Image region annotations
# # # # # # #
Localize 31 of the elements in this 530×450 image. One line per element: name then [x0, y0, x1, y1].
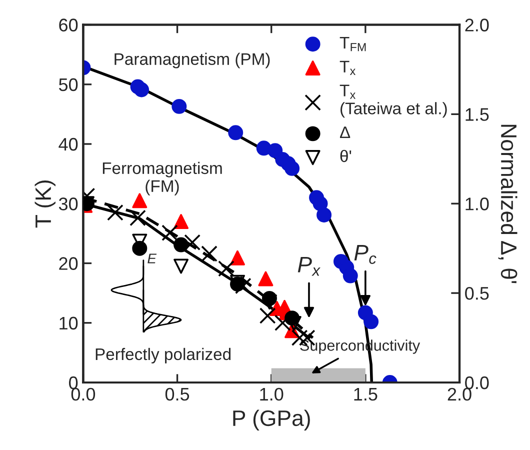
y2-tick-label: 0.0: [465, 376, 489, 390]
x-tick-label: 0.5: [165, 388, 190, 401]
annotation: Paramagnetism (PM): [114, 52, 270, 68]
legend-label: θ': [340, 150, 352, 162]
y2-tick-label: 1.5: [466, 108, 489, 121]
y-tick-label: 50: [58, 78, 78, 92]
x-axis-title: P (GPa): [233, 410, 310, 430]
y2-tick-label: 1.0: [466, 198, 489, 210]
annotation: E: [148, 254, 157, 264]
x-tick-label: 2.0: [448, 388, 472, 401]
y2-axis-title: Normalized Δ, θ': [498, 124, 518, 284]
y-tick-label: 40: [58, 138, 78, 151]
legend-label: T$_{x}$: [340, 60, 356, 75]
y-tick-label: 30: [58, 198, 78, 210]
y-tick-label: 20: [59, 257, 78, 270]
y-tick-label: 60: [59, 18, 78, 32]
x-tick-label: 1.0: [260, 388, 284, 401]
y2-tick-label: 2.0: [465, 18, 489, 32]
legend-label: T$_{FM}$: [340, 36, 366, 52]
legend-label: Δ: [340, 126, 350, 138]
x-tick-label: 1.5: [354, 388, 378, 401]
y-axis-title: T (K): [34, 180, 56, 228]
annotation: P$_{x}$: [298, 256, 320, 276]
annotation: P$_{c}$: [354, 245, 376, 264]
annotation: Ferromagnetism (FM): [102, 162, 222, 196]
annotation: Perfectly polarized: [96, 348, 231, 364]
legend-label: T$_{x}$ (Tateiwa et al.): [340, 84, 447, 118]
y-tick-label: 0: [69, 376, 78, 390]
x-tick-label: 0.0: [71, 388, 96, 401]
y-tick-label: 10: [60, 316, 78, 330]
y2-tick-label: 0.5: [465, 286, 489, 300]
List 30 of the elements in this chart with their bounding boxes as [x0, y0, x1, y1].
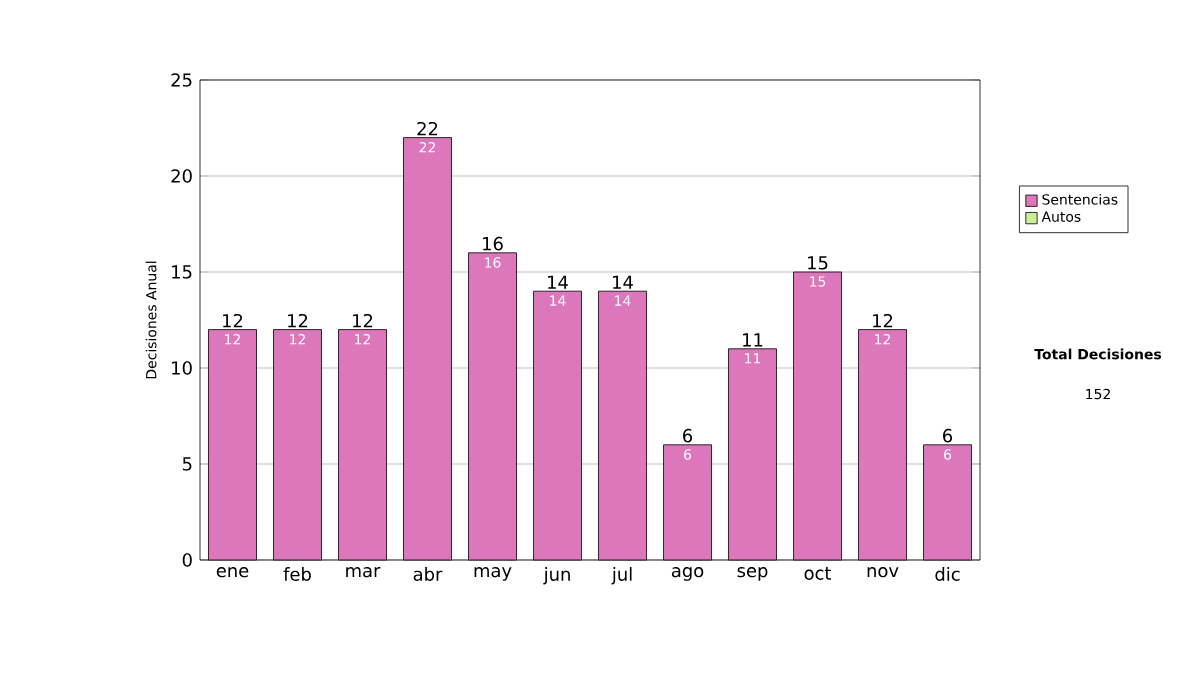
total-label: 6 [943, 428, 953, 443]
# # # # # # #
== CHALLENGE ==
Reproduce the lines of the material verbatim, starting at the line containing "y2-tick-label: 0.0: [465, 376, 489, 390]" and ending at the line containing "60, 356, 75]", with both of those lines included.

== EXERCISE RESPONSE ==
y2-tick-label: 0.0: [465, 376, 489, 390]
x-tick-label: 0.5: [165, 388, 190, 401]
annotation: Paramagnetism (PM): [114, 52, 270, 68]
legend-label: θ': [340, 150, 352, 162]
y2-tick-label: 1.5: [466, 108, 489, 121]
y-tick-label: 50: [58, 78, 78, 92]
x-axis-title: P (GPa): [233, 410, 310, 430]
y2-tick-label: 1.0: [466, 198, 489, 210]
annotation: E: [148, 254, 157, 264]
x-tick-label: 2.0: [448, 388, 472, 401]
y2-axis-title: Normalized Δ, θ': [498, 124, 518, 284]
y-tick-label: 40: [58, 138, 78, 151]
legend-label: T$_{x}$: [340, 60, 356, 75]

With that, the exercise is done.